EXERCISE BRIEF
Without the images, print all the entries below exactly as given.
○ ○ ○
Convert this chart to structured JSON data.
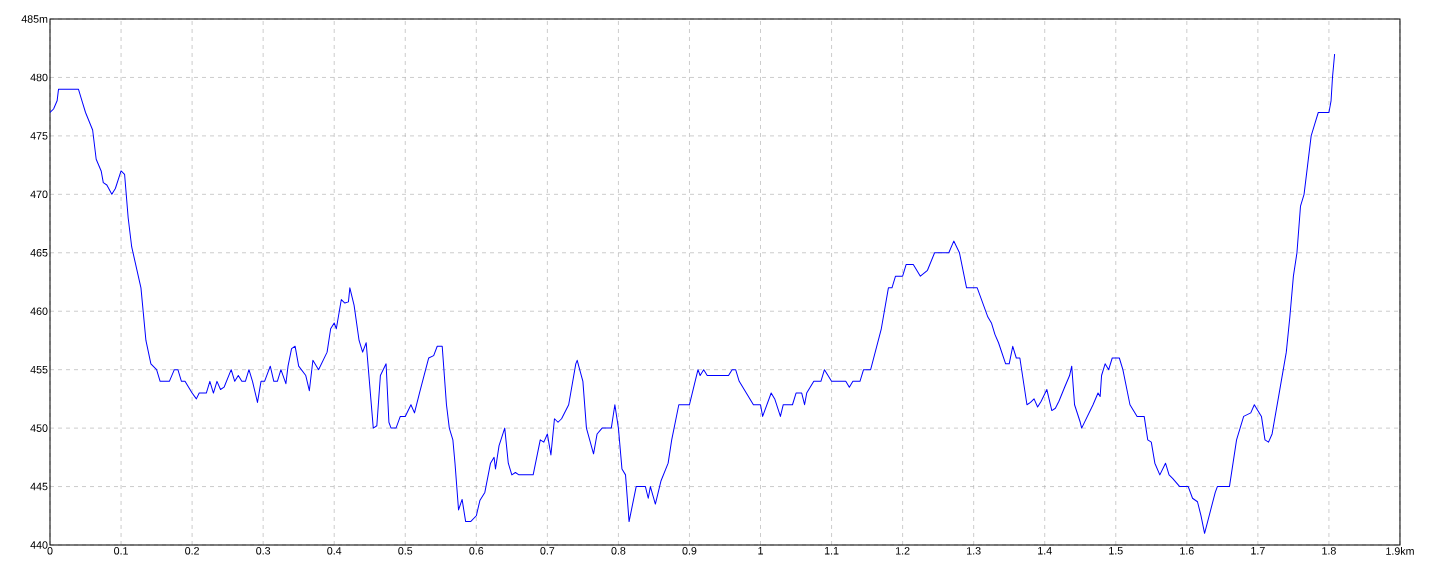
{
  "chart_data": {
    "type": "line",
    "x": [
      0,
      0.005,
      0.01,
      0.012,
      0.04,
      0.045,
      0.05,
      0.06,
      0.065,
      0.072,
      0.075,
      0.08,
      0.087,
      0.092,
      0.1,
      0.105,
      0.11,
      0.115,
      0.128,
      0.135,
      0.142,
      0.15,
      0.155,
      0.168,
      0.175,
      0.18,
      0.185,
      0.19,
      0.2,
      0.206,
      0.21,
      0.22,
      0.225,
      0.23,
      0.235,
      0.24,
      0.245,
      0.255,
      0.26,
      0.265,
      0.27,
      0.275,
      0.28,
      0.285,
      0.292,
      0.297,
      0.302,
      0.31,
      0.315,
      0.32,
      0.325,
      0.332,
      0.335,
      0.34,
      0.345,
      0.35,
      0.36,
      0.365,
      0.37,
      0.378,
      0.39,
      0.395,
      0.4,
      0.403,
      0.41,
      0.415,
      0.42,
      0.422,
      0.428,
      0.435,
      0.44,
      0.445,
      0.455,
      0.46,
      0.465,
      0.473,
      0.477,
      0.48,
      0.487,
      0.493,
      0.5,
      0.508,
      0.513,
      0.52,
      0.533,
      0.54,
      0.545,
      0.552,
      0.558,
      0.562,
      0.567,
      0.57,
      0.575,
      0.58,
      0.585,
      0.592,
      0.6,
      0.605,
      0.612,
      0.62,
      0.625,
      0.627,
      0.632,
      0.64,
      0.645,
      0.65,
      0.655,
      0.66,
      0.68,
      0.69,
      0.695,
      0.7,
      0.705,
      0.71,
      0.715,
      0.72,
      0.73,
      0.74,
      0.742,
      0.75,
      0.755,
      0.765,
      0.77,
      0.777,
      0.79,
      0.795,
      0.8,
      0.805,
      0.81,
      0.815,
      0.825,
      0.838,
      0.842,
      0.845,
      0.852,
      0.86,
      0.87,
      0.875,
      0.885,
      0.9,
      0.912,
      0.915,
      0.92,
      0.925,
      0.955,
      0.96,
      0.965,
      0.97,
      0.98,
      0.99,
      1.0,
      1.003,
      1.015,
      1.02,
      1.028,
      1.032,
      1.045,
      1.05,
      1.058,
      1.062,
      1.065,
      1.075,
      1.085,
      1.09,
      1.1,
      1.12,
      1.125,
      1.13,
      1.14,
      1.145,
      1.155,
      1.17,
      1.18,
      1.185,
      1.19,
      1.2,
      1.205,
      1.215,
      1.225,
      1.235,
      1.245,
      1.265,
      1.272,
      1.28,
      1.29,
      1.305,
      1.32,
      1.325,
      1.33,
      1.335,
      1.345,
      1.35,
      1.355,
      1.36,
      1.365,
      1.375,
      1.38,
      1.385,
      1.39,
      1.395,
      1.403,
      1.41,
      1.415,
      1.42,
      1.428,
      1.435,
      1.438,
      1.442,
      1.45,
      1.452,
      1.46,
      1.468,
      1.475,
      1.478,
      1.48,
      1.485,
      1.49,
      1.495,
      1.505,
      1.51,
      1.52,
      1.53,
      1.54,
      1.545,
      1.55,
      1.555,
      1.562,
      1.57,
      1.575,
      1.58,
      1.59,
      1.602,
      1.608,
      1.615,
      1.62,
      1.625,
      1.64,
      1.643,
      1.66,
      1.67,
      1.68,
      1.69,
      1.695,
      1.705,
      1.71,
      1.715,
      1.72,
      1.73,
      1.74,
      1.745,
      1.75,
      1.755,
      1.76,
      1.765,
      1.77,
      1.775,
      1.78,
      1.785,
      1.8,
      1.803,
      1.805,
      1.808
    ],
    "series": [
      {
        "color": "#0000ff",
        "values": [
          477,
          477.3,
          478,
          479,
          479,
          478,
          477,
          475.5,
          473,
          472,
          471,
          470.8,
          470,
          470.5,
          472,
          471.7,
          468,
          465.5,
          462,
          457.5,
          455.5,
          455,
          454,
          454,
          455,
          455,
          454,
          454,
          453,
          452.5,
          453,
          453,
          454,
          453,
          454,
          453.3,
          453.5,
          455,
          454,
          454.5,
          454,
          454,
          455,
          454,
          452.2,
          454,
          454,
          455.3,
          454,
          454,
          455,
          453.8,
          455.3,
          456.8,
          457,
          455.3,
          454.5,
          453.2,
          455.8,
          455,
          456.5,
          458.5,
          459,
          458.5,
          461,
          460.7,
          460.8,
          462,
          460.5,
          457.5,
          456.5,
          457.3,
          450,
          450.2,
          454.5,
          455.5,
          450.5,
          450,
          450,
          451,
          451,
          452,
          451.3,
          453,
          456,
          456.2,
          457,
          457,
          452,
          450,
          449,
          447,
          443,
          443.9,
          442,
          442,
          442.5,
          443.8,
          444.5,
          447,
          447.5,
          446.5,
          448.5,
          450,
          447,
          446,
          446.2,
          446,
          446,
          449,
          448.8,
          449.5,
          447.7,
          450.8,
          450.5,
          450.8,
          452,
          455.5,
          455.8,
          454,
          450,
          447.8,
          449.5,
          450,
          450,
          452,
          450,
          446.5,
          446,
          442,
          445,
          445,
          444,
          445,
          443.5,
          445.5,
          447,
          449,
          452,
          452,
          455,
          454.5,
          455,
          454.5,
          454.5,
          455,
          455,
          454,
          453,
          452,
          452,
          451,
          453,
          452.5,
          451,
          452,
          452,
          453,
          453,
          452,
          453,
          454,
          454,
          455,
          454,
          454,
          453.5,
          454,
          454,
          455,
          455,
          458.5,
          462,
          462,
          463,
          463,
          464,
          464,
          463,
          463.5,
          465,
          465,
          466,
          465,
          462,
          462,
          459.5,
          459,
          458,
          457.3,
          455.5,
          455.5,
          457,
          456,
          456,
          452,
          452.2,
          452.5,
          451.8,
          452.3,
          453.3,
          451.5,
          451.7,
          452.3,
          453.5,
          454.5,
          455.3,
          452,
          450.5,
          450,
          451,
          452,
          453,
          452.7,
          454.5,
          455.5,
          455,
          456,
          456,
          455,
          452,
          451,
          451,
          449,
          448.8,
          447,
          446,
          447,
          446,
          445.7,
          445,
          445,
          444,
          443.7,
          442.5,
          441,
          444.5,
          445,
          445,
          449,
          451,
          451.3,
          452,
          451,
          449,
          448.8,
          449.5,
          453,
          456.5,
          459.5,
          463,
          465,
          469,
          470,
          472.5,
          475,
          476,
          477,
          477,
          478,
          480,
          482
        ]
      }
    ],
    "xlim": [
      0,
      1.9
    ],
    "ylim": [
      440,
      485
    ],
    "xticks": [
      0,
      0.1,
      0.2,
      0.3,
      0.4,
      0.5,
      0.6,
      0.7,
      0.8,
      0.9,
      1,
      1.1,
      1.2,
      1.3,
      1.4,
      1.5,
      1.6,
      1.7,
      1.8,
      {
        "value": 1.9,
        "label": "1.9km"
      }
    ],
    "yticks": [
      440,
      445,
      450,
      455,
      460,
      465,
      470,
      475,
      480,
      {
        "value": 485,
        "label": "485m"
      }
    ],
    "grid": true
  }
}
○ ○ ○
TASK ANSWER
Convert this chart to structured JSON data.
{
  "chart_data": {
    "type": "line",
    "x": [
      0,
      0.005,
      0.01,
      0.012,
      0.04,
      0.045,
      0.05,
      0.06,
      0.065,
      0.072,
      0.075,
      0.08,
      0.087,
      0.092,
      0.1,
      0.105,
      0.11,
      0.115,
      0.128,
      0.135,
      0.142,
      0.15,
      0.155,
      0.168,
      0.175,
      0.18,
      0.185,
      0.19,
      0.2,
      0.206,
      0.21,
      0.22,
      0.225,
      0.23,
      0.235,
      0.24,
      0.245,
      0.255,
      0.26,
      0.265,
      0.27,
      0.275,
      0.28,
      0.285,
      0.292,
      0.297,
      0.302,
      0.31,
      0.315,
      0.32,
      0.325,
      0.332,
      0.335,
      0.34,
      0.345,
      0.35,
      0.36,
      0.365,
      0.37,
      0.378,
      0.39,
      0.395,
      0.4,
      0.403,
      0.41,
      0.415,
      0.42,
      0.422,
      0.428,
      0.435,
      0.44,
      0.445,
      0.455,
      0.46,
      0.465,
      0.473,
      0.477,
      0.48,
      0.487,
      0.493,
      0.5,
      0.508,
      0.513,
      0.52,
      0.533,
      0.54,
      0.545,
      0.552,
      0.558,
      0.562,
      0.567,
      0.57,
      0.575,
      0.58,
      0.585,
      0.592,
      0.6,
      0.605,
      0.612,
      0.62,
      0.625,
      0.627,
      0.632,
      0.64,
      0.645,
      0.65,
      0.655,
      0.66,
      0.68,
      0.69,
      0.695,
      0.7,
      0.705,
      0.71,
      0.715,
      0.72,
      0.73,
      0.74,
      0.742,
      0.75,
      0.755,
      0.765,
      0.77,
      0.777,
      0.79,
      0.795,
      0.8,
      0.805,
      0.81,
      0.815,
      0.825,
      0.838,
      0.842,
      0.845,
      0.852,
      0.86,
      0.87,
      0.875,
      0.885,
      0.9,
      0.912,
      0.915,
      0.92,
      0.925,
      0.955,
      0.96,
      0.965,
      0.97,
      0.98,
      0.99,
      1.0,
      1.003,
      1.015,
      1.02,
      1.028,
      1.032,
      1.045,
      1.05,
      1.058,
      1.062,
      1.065,
      1.075,
      1.085,
      1.09,
      1.1,
      1.12,
      1.125,
      1.13,
      1.14,
      1.145,
      1.155,
      1.17,
      1.18,
      1.185,
      1.19,
      1.2,
      1.205,
      1.215,
      1.225,
      1.235,
      1.245,
      1.265,
      1.272,
      1.28,
      1.29,
      1.305,
      1.32,
      1.325,
      1.33,
      1.335,
      1.345,
      1.35,
      1.355,
      1.36,
      1.365,
      1.375,
      1.38,
      1.385,
      1.39,
      1.395,
      1.403,
      1.41,
      1.415,
      1.42,
      1.428,
      1.435,
      1.438,
      1.442,
      1.45,
      1.452,
      1.46,
      1.468,
      1.475,
      1.478,
      1.48,
      1.485,
      1.49,
      1.495,
      1.505,
      1.51,
      1.52,
      1.53,
      1.54,
      1.545,
      1.55,
      1.555,
      1.562,
      1.57,
      1.575,
      1.58,
      1.59,
      1.602,
      1.608,
      1.615,
      1.62,
      1.625,
      1.64,
      1.643,
      1.66,
      1.67,
      1.68,
      1.69,
      1.695,
      1.705,
      1.71,
      1.715,
      1.72,
      1.73,
      1.74,
      1.745,
      1.75,
      1.755,
      1.76,
      1.765,
      1.77,
      1.775,
      1.78,
      1.785,
      1.8,
      1.803,
      1.805,
      1.808
    ],
    "series": [
      {
        "color": "#0000ff",
        "values": [
          477,
          477.3,
          478,
          479,
          479,
          478,
          477,
          475.5,
          473,
          472,
          471,
          470.8,
          470,
          470.5,
          472,
          471.7,
          468,
          465.5,
          462,
          457.5,
          455.5,
          455,
          454,
          454,
          455,
          455,
          454,
          454,
          453,
          452.5,
          453,
          453,
          454,
          453,
          454,
          453.3,
          453.5,
          455,
          454,
          454.5,
          454,
          454,
          455,
          454,
          452.2,
          454,
          454,
          455.3,
          454,
          454,
          455,
          453.8,
          455.3,
          456.8,
          457,
          455.3,
          454.5,
          453.2,
          455.8,
          455,
          456.5,
          458.5,
          459,
          458.5,
          461,
          460.7,
          460.8,
          462,
          460.5,
          457.5,
          456.5,
          457.3,
          450,
          450.2,
          454.5,
          455.5,
          450.5,
          450,
          450,
          451,
          451,
          452,
          451.3,
          453,
          456,
          456.2,
          457,
          457,
          452,
          450,
          449,
          447,
          443,
          443.9,
          442,
          442,
          442.5,
          443.8,
          444.5,
          447,
          447.5,
          446.5,
          448.5,
          450,
          447,
          446,
          446.2,
          446,
          446,
          449,
          448.8,
          449.5,
          447.7,
          450.8,
          450.5,
          450.8,
          452,
          455.5,
          455.8,
          454,
          450,
          447.8,
          449.5,
          450,
          450,
          452,
          450,
          446.5,
          446,
          442,
          445,
          445,
          444,
          445,
          443.5,
          445.5,
          447,
          449,
          452,
          452,
          455,
          454.5,
          455,
          454.5,
          454.5,
          455,
          455,
          454,
          453,
          452,
          452,
          451,
          453,
          452.5,
          451,
          452,
          452,
          453,
          453,
          452,
          453,
          454,
          454,
          455,
          454,
          454,
          453.5,
          454,
          454,
          455,
          455,
          458.5,
          462,
          462,
          463,
          463,
          464,
          464,
          463,
          463.5,
          465,
          465,
          466,
          465,
          462,
          462,
          459.5,
          459,
          458,
          457.3,
          455.5,
          455.5,
          457,
          456,
          456,
          452,
          452.2,
          452.5,
          451.8,
          452.3,
          453.3,
          451.5,
          451.7,
          452.3,
          453.5,
          454.5,
          455.3,
          452,
          450.5,
          450,
          451,
          452,
          453,
          452.7,
          454.5,
          455.5,
          455,
          456,
          456,
          455,
          452,
          451,
          451,
          449,
          448.8,
          447,
          446,
          447,
          446,
          445.7,
          445,
          445,
          444,
          443.7,
          442.5,
          441,
          444.5,
          445,
          445,
          449,
          451,
          451.3,
          452,
          451,
          449,
          448.8,
          449.5,
          453,
          456.5,
          459.5,
          463,
          465,
          469,
          470,
          472.5,
          475,
          476,
          477,
          477,
          478,
          480,
          482
        ]
      }
    ],
    "xlim": [
      0,
      1.9
    ],
    "ylim": [
      440,
      485
    ],
    "xticks": [
      0,
      0.1,
      0.2,
      0.3,
      0.4,
      0.5,
      0.6,
      0.7,
      0.8,
      0.9,
      1,
      1.1,
      1.2,
      1.3,
      1.4,
      1.5,
      1.6,
      1.7,
      1.8,
      {
        "value": 1.9,
        "label": "1.9km"
      }
    ],
    "yticks": [
      440,
      445,
      450,
      455,
      460,
      465,
      470,
      475,
      480,
      {
        "value": 485,
        "label": "485m"
      }
    ],
    "grid": true
  }
}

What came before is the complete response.